Exercise description: Write out the material below again, unchanged.

Supplied records:
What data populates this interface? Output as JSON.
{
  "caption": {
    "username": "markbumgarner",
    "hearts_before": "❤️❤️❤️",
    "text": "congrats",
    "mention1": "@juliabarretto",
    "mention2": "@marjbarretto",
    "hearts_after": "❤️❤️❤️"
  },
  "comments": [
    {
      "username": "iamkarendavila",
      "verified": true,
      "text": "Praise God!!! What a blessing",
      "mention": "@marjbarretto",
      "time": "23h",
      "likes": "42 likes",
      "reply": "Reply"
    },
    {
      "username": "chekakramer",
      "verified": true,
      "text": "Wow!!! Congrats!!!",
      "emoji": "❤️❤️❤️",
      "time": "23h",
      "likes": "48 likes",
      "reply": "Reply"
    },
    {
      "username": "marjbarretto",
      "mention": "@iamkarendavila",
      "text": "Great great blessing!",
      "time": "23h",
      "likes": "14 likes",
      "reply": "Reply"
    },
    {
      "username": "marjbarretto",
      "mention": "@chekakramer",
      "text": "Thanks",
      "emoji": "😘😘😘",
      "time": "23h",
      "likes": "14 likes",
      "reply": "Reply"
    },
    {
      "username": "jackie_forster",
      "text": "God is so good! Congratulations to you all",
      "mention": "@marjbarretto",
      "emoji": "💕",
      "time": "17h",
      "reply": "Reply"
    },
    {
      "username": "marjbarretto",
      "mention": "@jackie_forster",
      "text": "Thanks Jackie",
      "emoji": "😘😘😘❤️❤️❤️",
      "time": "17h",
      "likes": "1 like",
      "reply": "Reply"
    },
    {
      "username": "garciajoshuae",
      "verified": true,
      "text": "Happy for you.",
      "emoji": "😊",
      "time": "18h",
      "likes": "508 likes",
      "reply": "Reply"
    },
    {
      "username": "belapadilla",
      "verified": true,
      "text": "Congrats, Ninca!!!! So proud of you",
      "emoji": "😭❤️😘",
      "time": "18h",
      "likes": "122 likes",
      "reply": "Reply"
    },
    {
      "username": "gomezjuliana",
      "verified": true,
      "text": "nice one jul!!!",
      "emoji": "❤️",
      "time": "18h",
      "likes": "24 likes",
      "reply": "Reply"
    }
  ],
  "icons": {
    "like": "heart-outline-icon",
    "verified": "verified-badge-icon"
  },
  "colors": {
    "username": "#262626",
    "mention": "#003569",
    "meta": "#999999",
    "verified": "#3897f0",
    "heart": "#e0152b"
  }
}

Task response:
What data populates this interface? Output as JSON.
{
  "caption": {
    "username": "markbumgarner",
    "hearts_before": "❤️❤️❤️",
    "text": "congrats",
    "mention1": "@juliabarretto",
    "mention2": "@marjbarretto",
    "hearts_after": "❤️❤️❤️"
  },
  "comments": [
    {
      "username": "iamkarendavila",
      "verified": true,
      "text": "Praise God!!! What a blessing",
      "mention": "@marjbarretto",
      "time": "23h",
      "likes": "42 likes",
      "reply": "Reply"
    },
    {
      "username": "chekakramer",
      "verified": true,
      "text": "Wow!!! Congrats!!!",
      "emoji": "❤️❤️❤️",
      "time": "23h",
      "likes": "48 likes",
      "reply": "Reply"
    },
    {
      "username": "marjbarretto",
      "mention": "@iamkarendavila",
      "text": "Great great blessing!",
      "time": "23h",
      "likes": "14 likes",
      "reply": "Reply"
    },
    {
      "username": "marjbarretto",
      "mention": "@chekakramer",
      "text": "Thanks",
      "emoji": "😘😘😘",
      "time": "23h",
      "likes": "14 likes",
      "reply": "Reply"
    },
    {
      "username": "jackie_forster",
      "text": "God is so good! Congratulations to you all",
      "mention": "@marjbarretto",
      "emoji": "💕",
      "time": "17h",
      "reply": "Reply"
    },
    {
      "username": "marjbarretto",
      "mention": "@jackie_forster",
      "text": "Thanks Jackie",
      "emoji": "😘😘😘❤️❤️❤️",
      "time": "17h",
      "likes": "1 like",
      "reply": "Reply"
    },
    {
      "username": "garciajoshuae",
      "verified": true,
      "text": "Happy for you.",
      "emoji": "😊",
      "time": "18h",
      "likes": "508 likes",
      "reply": "Reply"
    },
    {
      "username": "belapadilla",
      "verified": true,
      "text": "Congrats, Ninca!!!! So proud of you",
      "emoji": "😭❤️😘",
      "time": "18h",
      "likes": "122 likes",
      "reply": "Reply"
    },
    {
      "username": "gomezjuliana",
      "verified": true,
      "text": "nice one jul!!!",
      "emoji": "❤️",
      "time": "18h",
      "likes": "24 likes",
      "reply": "Reply"
    }
  ],
  "icons": {
    "like": "heart-outline-icon",
    "verified": "verified-badge-icon"
  },
  "colors": {
    "username": "#262626",
    "mention": "#003569",
    "meta": "#999999",
    "verified": "#3897f0",
    "heart": "#e0152b"
  }
}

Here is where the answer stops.